### Task prompt:
Tally the lines holding the word "help" and state the count by itself.

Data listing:
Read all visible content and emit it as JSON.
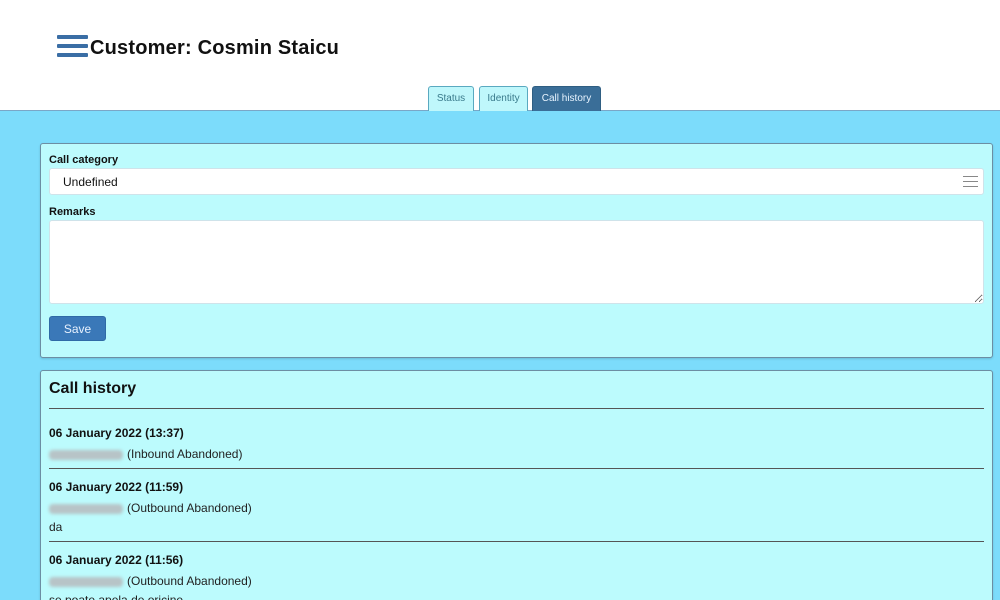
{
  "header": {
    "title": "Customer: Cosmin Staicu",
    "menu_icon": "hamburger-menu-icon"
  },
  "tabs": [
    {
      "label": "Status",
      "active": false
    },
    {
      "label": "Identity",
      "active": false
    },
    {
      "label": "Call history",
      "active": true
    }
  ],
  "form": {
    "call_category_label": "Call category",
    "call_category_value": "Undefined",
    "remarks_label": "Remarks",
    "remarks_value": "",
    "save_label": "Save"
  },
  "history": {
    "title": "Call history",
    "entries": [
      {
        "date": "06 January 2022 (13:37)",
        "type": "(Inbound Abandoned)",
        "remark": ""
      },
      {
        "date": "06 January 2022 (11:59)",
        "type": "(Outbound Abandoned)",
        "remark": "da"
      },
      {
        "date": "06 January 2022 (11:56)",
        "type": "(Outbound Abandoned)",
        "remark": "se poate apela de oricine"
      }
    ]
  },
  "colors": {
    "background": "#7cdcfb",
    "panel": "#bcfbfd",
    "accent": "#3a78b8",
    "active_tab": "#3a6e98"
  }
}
* * *
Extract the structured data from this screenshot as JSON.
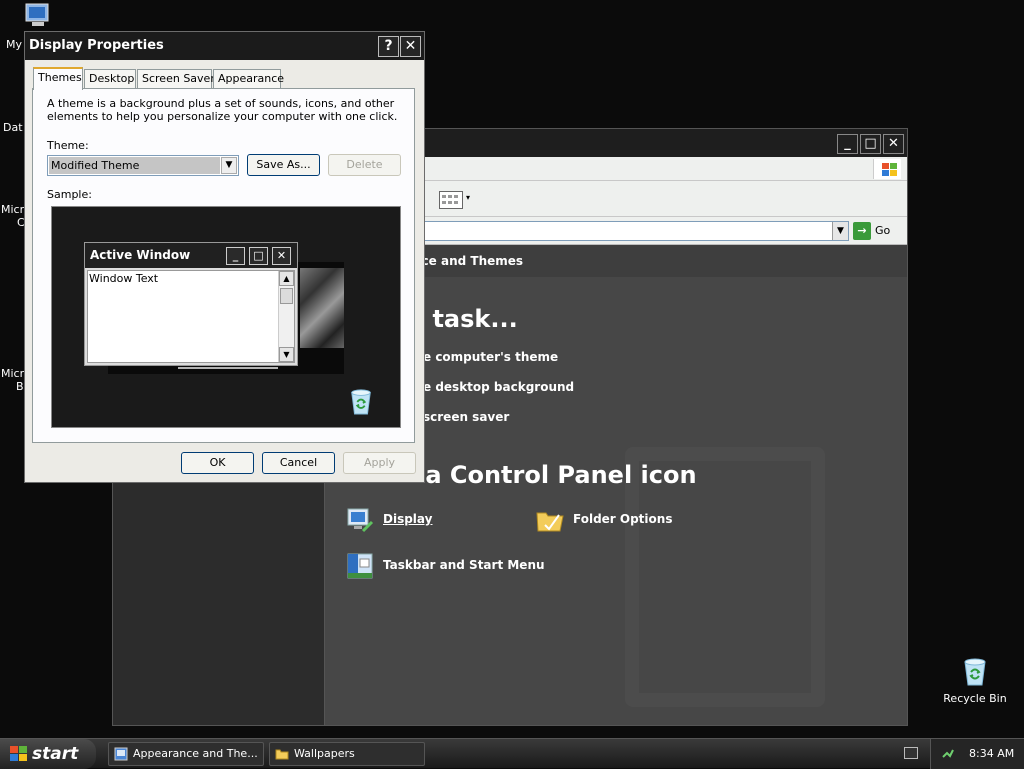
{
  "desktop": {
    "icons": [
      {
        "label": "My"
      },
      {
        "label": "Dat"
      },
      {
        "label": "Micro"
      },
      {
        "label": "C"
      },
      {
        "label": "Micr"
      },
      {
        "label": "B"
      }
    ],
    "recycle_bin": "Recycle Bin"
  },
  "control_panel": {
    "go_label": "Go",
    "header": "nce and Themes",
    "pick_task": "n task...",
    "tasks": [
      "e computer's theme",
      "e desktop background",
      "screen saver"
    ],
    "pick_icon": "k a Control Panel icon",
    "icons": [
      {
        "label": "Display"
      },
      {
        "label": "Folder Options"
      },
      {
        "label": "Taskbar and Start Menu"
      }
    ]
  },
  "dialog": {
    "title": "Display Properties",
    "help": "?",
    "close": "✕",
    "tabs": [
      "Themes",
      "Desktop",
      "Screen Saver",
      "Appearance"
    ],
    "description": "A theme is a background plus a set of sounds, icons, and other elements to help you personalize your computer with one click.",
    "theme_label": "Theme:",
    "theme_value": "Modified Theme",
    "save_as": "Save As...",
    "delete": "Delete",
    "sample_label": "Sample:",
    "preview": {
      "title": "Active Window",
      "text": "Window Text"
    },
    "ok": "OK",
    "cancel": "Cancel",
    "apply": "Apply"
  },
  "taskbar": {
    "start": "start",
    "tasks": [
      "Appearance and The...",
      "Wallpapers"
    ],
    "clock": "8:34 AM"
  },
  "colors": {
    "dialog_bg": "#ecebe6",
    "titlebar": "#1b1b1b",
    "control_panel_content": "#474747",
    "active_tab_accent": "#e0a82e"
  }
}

### Written answer:
2